** 抜粋 **

SOUND:Round Midnight



1.文献学的見地から


		戦後の歴史学は、神話性を排除するため教科書から「古事記」や「日本書紀」の内容を一切排除してしまった。言及したと
		しても、文字通り「神話」であると断定しその内容に全く歴史性を認めなかった。この立場は、今日でも「津田史学」とし
		て有名であるが、東京大学の白鳥庫吉の弟子であった津田左右吉による処が大きい。
		津田は、『古事記及び日本書紀の研究』を始めとした一連の著作において「記紀」の歴史性を否定し、これらは大和朝廷が
		後世自己の正当化のために作り上げたものであるとした。当然、天皇家の神格化も否定し、記紀には全く歴史的な信憑性は
		無いと断言したのである。その為、津田自身は右翼や極端な保守主義者達から多くの迫害を受けることになる。極端な国粋
		主義者の「原理日本社」は、津田の研究に危機感を抱き、津田を告発した。
		『古事記及び日本書紀の研究』を手始めに、全4冊が発禁処分となり津田は追い込まれていくが、戦後体制になってからは
		一変する。津田は歴史学における進歩的史観の第一人者となり、多くの学者達が師事するようになる。やがては「津田学派」
		と呼ばれる一群の研究者集団が形成され、この流れは今日にも続いている。

** 課題 **
津田左右吉と記紀の研究を扱った上の抜粋を、最後の文の後から続けて書いてもらえますか？

** データセットの項目 **
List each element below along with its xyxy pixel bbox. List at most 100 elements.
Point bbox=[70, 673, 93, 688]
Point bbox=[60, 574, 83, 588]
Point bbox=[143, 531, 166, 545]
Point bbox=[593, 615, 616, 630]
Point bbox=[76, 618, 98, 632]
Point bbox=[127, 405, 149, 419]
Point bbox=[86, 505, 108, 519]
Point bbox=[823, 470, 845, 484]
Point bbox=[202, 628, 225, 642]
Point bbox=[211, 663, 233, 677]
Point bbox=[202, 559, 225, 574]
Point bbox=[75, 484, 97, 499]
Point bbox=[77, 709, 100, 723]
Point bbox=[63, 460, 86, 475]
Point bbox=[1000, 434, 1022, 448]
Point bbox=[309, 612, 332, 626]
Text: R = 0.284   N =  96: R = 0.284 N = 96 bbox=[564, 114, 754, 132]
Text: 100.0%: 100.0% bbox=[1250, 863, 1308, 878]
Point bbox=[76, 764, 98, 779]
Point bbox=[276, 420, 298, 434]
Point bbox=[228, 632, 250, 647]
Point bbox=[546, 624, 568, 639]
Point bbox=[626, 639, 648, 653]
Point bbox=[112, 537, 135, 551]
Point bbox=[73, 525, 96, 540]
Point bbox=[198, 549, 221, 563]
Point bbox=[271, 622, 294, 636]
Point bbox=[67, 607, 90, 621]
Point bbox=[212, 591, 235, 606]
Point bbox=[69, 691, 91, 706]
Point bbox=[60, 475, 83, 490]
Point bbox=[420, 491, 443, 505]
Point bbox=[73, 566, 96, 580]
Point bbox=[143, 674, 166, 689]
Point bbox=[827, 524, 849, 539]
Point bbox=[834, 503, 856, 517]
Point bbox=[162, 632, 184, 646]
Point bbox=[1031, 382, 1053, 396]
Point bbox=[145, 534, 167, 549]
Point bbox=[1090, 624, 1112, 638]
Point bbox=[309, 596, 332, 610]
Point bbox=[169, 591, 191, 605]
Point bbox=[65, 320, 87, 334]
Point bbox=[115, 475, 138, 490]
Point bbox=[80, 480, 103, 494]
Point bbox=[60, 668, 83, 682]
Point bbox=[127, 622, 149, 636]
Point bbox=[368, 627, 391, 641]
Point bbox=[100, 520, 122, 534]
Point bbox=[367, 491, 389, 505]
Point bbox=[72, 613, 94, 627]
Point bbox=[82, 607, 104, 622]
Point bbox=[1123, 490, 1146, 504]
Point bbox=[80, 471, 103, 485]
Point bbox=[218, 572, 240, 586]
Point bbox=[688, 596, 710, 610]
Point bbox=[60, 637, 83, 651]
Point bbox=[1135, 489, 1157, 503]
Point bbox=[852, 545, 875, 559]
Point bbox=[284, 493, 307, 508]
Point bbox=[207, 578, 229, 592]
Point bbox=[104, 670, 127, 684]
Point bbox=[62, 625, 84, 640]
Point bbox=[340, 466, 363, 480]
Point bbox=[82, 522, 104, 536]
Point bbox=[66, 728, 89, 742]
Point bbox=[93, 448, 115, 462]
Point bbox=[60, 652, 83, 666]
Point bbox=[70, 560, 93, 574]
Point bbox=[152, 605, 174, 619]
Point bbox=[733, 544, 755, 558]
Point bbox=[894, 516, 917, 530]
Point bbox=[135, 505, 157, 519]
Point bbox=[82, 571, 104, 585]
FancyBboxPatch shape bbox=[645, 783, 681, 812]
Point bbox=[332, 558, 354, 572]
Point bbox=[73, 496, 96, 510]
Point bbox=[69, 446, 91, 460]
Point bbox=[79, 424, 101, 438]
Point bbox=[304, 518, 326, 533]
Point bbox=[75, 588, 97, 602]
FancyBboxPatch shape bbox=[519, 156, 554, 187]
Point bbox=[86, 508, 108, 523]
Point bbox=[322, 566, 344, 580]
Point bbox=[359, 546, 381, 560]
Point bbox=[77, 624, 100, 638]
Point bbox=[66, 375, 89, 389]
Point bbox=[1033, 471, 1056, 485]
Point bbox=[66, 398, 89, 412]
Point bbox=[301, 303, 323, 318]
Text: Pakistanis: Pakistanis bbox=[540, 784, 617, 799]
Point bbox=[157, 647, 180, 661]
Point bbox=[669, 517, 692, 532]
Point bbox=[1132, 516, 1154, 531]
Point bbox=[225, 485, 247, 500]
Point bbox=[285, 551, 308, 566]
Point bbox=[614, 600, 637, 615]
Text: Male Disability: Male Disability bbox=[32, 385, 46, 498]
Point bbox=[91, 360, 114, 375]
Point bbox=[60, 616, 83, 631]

** 解答 **
		私自身は、天皇家支持でも右翼がかってもいないつもりであるが、津田の、一切の神話に歴史性を認めないという説には賛
		同できない。世界中の殆どの国には神話がある。建国神話もあるし、神々の活躍や人民の大移動や融合について語った部分、
		ほのぼのとした地名の由来など実に様々であるが、私はこれらの神話には何らかの歴史的な事象の存在があると考える。荒
		唐無稽なSFまがいのストーリーにも、何かその物語の核になった歴史的な事跡があって、人々はそれを神話にして語り伝
		えてきた、と考える。
		考古学的な遺物は、文献に残された数々の事象に裏打ちされてその値が重みを増していくのであって、ただ遺物だけでは、
		単なる骨董品である。荒唐無稽と思われる神話の中から史実の核を探し出す、この態度は、全く神話に歴史性を認めない立
		場よりはるかに論理的で科学的だと考える。

		我が国に現存する五つの風土記の内、「出雲国風土記」のみがほぼ完全形で伝えられている。成立年代や編作者もあいまい
		なものが多い中、「出雲国風土記」のみは、天平五年(733)、出雲国造出雲臣広嶋(いずものくにのみやっこ・いずものお
		みひろしま)編という事がわかっている。この風土記は、神社・寺院・山川・地名の由来、地方の物産などの他に、出雲の
		国が出来た由来を伝える「国引き物語」など、他の風土記にはない内容を多く伝えており、当時の様子を知ることが出来る
		第一級の史料である。
		「国引き神話」によると、古代の出雲は小さく領土が不足しているので四つの国から土地を引いてきて今の形にしたとある。
		現在の島根半島である。衛星からの写真で島根半島を見ると、大きく四つの山塊に別れている事が見てとれる。


		「三穂の埼」みほのさき・・・・・・・・・・美保関町北浦・稲積から松江市手角町にかけての東側の岬。美保神社がある。
		「闇見の国」くらみのくに・・・・・・・・・・・鹿島町多久川から美保関町北浦・稲積までを言う。闇見の神が鎮座する。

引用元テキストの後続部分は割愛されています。